**Stated task:**
Return every record below exactly as written, omitting any pictures.

**Provided material:**

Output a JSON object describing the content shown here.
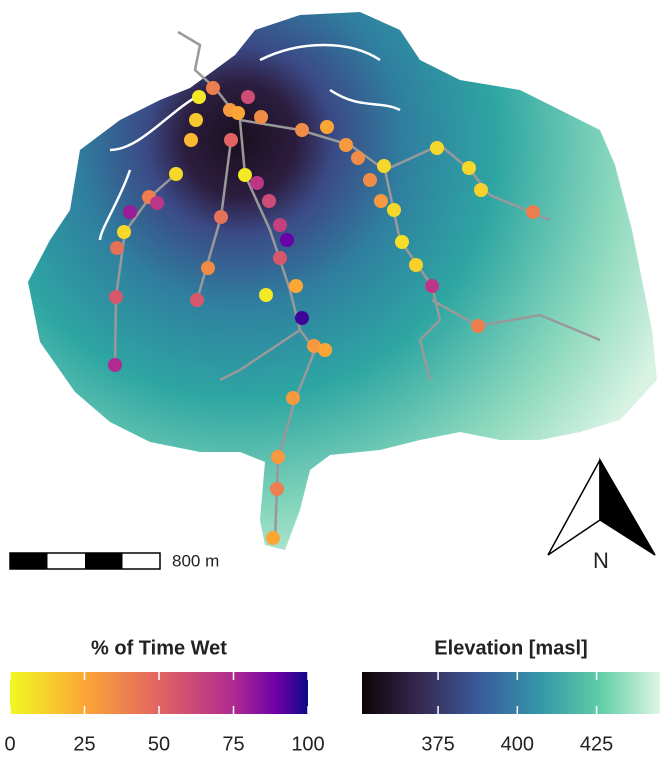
{
  "map": {
    "scale_bar_label": "800 m",
    "north_label": "N",
    "wet_legend": {
      "title": "% of Time Wet",
      "lim": [
        0,
        100
      ],
      "ticks": [
        0,
        25,
        50,
        75,
        100
      ]
    },
    "elevation_legend": {
      "title": "Elevation [masl]",
      "lim": [
        351,
        445
      ],
      "ticks": [
        375,
        400,
        425
      ]
    },
    "site_wet_values": [
      40,
      5,
      60,
      15,
      30,
      25,
      35,
      35,
      25,
      30,
      35,
      50,
      20,
      10,
      5,
      70,
      60,
      40,
      80,
      70,
      45,
      65,
      90,
      55,
      10,
      45,
      35,
      25,
      5,
      55,
      55,
      95,
      75,
      10,
      30,
      10,
      10,
      10,
      12,
      40,
      8,
      12,
      70,
      40,
      30,
      25,
      30,
      30,
      40,
      25,
      35
    ]
  }
}
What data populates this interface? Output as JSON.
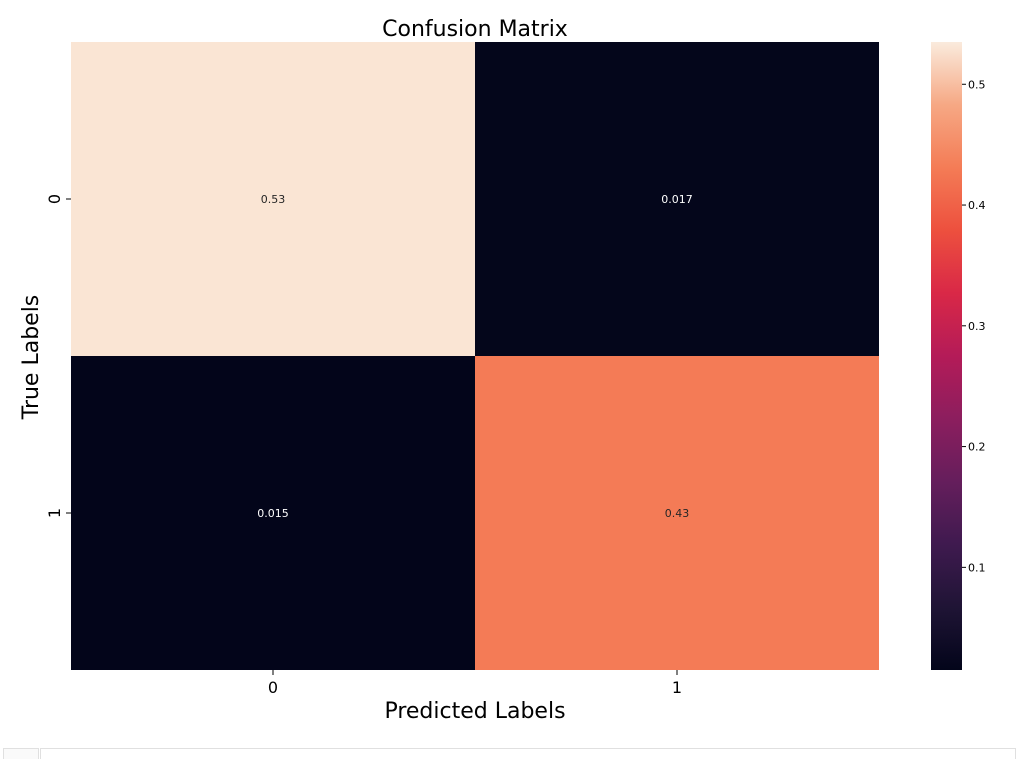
{
  "chart_data": {
    "type": "heatmap",
    "title": "Confusion Matrix",
    "xlabel": "Predicted Labels",
    "ylabel": "True Labels",
    "x_categories": [
      "0",
      "1"
    ],
    "y_categories": [
      "0",
      "1"
    ],
    "values": [
      [
        0.53,
        0.017
      ],
      [
        0.015,
        0.43
      ]
    ],
    "annotations": [
      [
        "0.53",
        "0.017"
      ],
      [
        "0.015",
        "0.43"
      ]
    ],
    "colormap": "rocket",
    "colorbar": {
      "range": [
        0.015,
        0.535
      ],
      "ticks": [
        0.1,
        0.2,
        0.3,
        0.4,
        0.5
      ],
      "tick_labels": [
        "0.1",
        "0.2",
        "0.3",
        "0.4",
        "0.5"
      ]
    },
    "grid": false
  }
}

**Solution to this problem:**
Output a JSON object describing the content shown here.
{
  "map": {
    "scale_bar_label": "800 m",
    "north_label": "N",
    "wet_legend": {
      "title": "% of Time Wet",
      "lim": [
        0,
        100
      ],
      "ticks": [
        0,
        25,
        50,
        75,
        100
      ]
    },
    "elevation_legend": {
      "title": "Elevation [masl]",
      "lim": [
        351,
        445
      ],
      "ticks": [
        375,
        400,
        425
      ]
    },
    "site_wet_values": [
      40,
      5,
      60,
      15,
      30,
      25,
      35,
      35,
      25,
      30,
      35,
      50,
      20,
      10,
      5,
      70,
      60,
      40,
      80,
      70,
      45,
      65,
      90,
      55,
      10,
      45,
      35,
      25,
      5,
      55,
      55,
      95,
      75,
      10,
      30,
      10,
      10,
      10,
      12,
      40,
      8,
      12,
      70,
      40,
      30,
      25,
      30,
      30,
      40,
      25,
      35
    ]
  }
}
What data populates this interface? Output as JSON.
{
  "chart_data": {
    "type": "heatmap",
    "title": "Confusion Matrix",
    "xlabel": "Predicted Labels",
    "ylabel": "True Labels",
    "x_categories": [
      "0",
      "1"
    ],
    "y_categories": [
      "0",
      "1"
    ],
    "values": [
      [
        0.53,
        0.017
      ],
      [
        0.015,
        0.43
      ]
    ],
    "annotations": [
      [
        "0.53",
        "0.017"
      ],
      [
        "0.015",
        "0.43"
      ]
    ],
    "colormap": "rocket",
    "colorbar": {
      "range": [
        0.015,
        0.535
      ],
      "ticks": [
        0.1,
        0.2,
        0.3,
        0.4,
        0.5
      ],
      "tick_labels": [
        "0.1",
        "0.2",
        "0.3",
        "0.4",
        "0.5"
      ]
    },
    "grid": false
  }
}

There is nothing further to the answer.